### [THE PROBLEM]
Locate each line containing the string "Product" and copy it out.

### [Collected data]
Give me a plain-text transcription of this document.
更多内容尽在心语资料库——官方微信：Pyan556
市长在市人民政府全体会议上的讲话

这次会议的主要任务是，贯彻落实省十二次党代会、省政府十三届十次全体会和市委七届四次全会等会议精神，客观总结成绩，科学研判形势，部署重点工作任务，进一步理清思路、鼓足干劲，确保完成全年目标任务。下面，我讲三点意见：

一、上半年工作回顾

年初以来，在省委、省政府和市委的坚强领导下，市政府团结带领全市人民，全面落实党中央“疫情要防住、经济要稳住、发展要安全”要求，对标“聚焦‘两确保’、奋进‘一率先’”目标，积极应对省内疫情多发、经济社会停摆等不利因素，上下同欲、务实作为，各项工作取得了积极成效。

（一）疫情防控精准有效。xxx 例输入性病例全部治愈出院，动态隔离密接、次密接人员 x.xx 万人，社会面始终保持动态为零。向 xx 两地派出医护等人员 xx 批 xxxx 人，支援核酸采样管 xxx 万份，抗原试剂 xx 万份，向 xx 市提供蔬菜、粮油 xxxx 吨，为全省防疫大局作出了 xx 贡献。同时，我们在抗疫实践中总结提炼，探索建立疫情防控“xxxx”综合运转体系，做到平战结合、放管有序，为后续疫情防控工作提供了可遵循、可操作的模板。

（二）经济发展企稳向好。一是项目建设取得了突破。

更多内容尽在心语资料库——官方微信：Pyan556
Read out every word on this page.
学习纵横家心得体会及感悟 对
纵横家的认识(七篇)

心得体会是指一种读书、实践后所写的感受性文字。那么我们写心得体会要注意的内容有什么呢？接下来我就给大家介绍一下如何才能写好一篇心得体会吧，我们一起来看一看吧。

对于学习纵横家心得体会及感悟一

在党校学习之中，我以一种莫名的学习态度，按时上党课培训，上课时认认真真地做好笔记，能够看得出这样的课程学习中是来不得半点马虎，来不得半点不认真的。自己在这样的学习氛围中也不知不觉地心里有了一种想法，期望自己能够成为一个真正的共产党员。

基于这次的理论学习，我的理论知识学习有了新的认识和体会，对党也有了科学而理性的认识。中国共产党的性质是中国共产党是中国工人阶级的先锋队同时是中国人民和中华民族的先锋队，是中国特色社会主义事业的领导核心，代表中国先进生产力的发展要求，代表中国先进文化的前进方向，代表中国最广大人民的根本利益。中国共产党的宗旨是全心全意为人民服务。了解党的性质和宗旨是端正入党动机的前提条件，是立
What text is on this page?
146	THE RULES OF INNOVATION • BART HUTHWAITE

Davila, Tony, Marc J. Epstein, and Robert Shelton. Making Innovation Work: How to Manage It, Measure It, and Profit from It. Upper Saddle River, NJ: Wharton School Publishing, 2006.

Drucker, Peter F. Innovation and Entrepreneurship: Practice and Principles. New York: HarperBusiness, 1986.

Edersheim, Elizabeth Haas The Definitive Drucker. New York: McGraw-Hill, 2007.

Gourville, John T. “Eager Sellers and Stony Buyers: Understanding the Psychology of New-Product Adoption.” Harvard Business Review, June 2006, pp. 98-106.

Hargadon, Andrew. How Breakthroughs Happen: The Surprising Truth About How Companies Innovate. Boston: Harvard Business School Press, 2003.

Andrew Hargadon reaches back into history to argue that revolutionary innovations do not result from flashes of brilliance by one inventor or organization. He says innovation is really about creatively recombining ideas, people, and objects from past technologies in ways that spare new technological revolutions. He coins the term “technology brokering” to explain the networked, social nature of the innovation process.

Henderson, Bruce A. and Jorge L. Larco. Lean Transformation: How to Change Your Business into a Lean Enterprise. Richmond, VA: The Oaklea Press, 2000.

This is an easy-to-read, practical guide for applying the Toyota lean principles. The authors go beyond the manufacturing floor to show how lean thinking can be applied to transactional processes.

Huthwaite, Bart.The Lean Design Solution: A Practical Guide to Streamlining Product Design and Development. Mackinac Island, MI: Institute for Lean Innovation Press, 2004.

### [EXERCISE ANSWER]
Gourville, John T. “Eager Sellers and Stony Buyers: Understanding the Psychology of New-Product Adoption.” Harvard Business Review, June 2006, pp. 98-106.
Huthwaite, Bart.The Lean Design Solution: A Practical Guide to Streamlining Product Design and Development. Mackinac Island, MI: Institute for Lean Innovation Press, 2004.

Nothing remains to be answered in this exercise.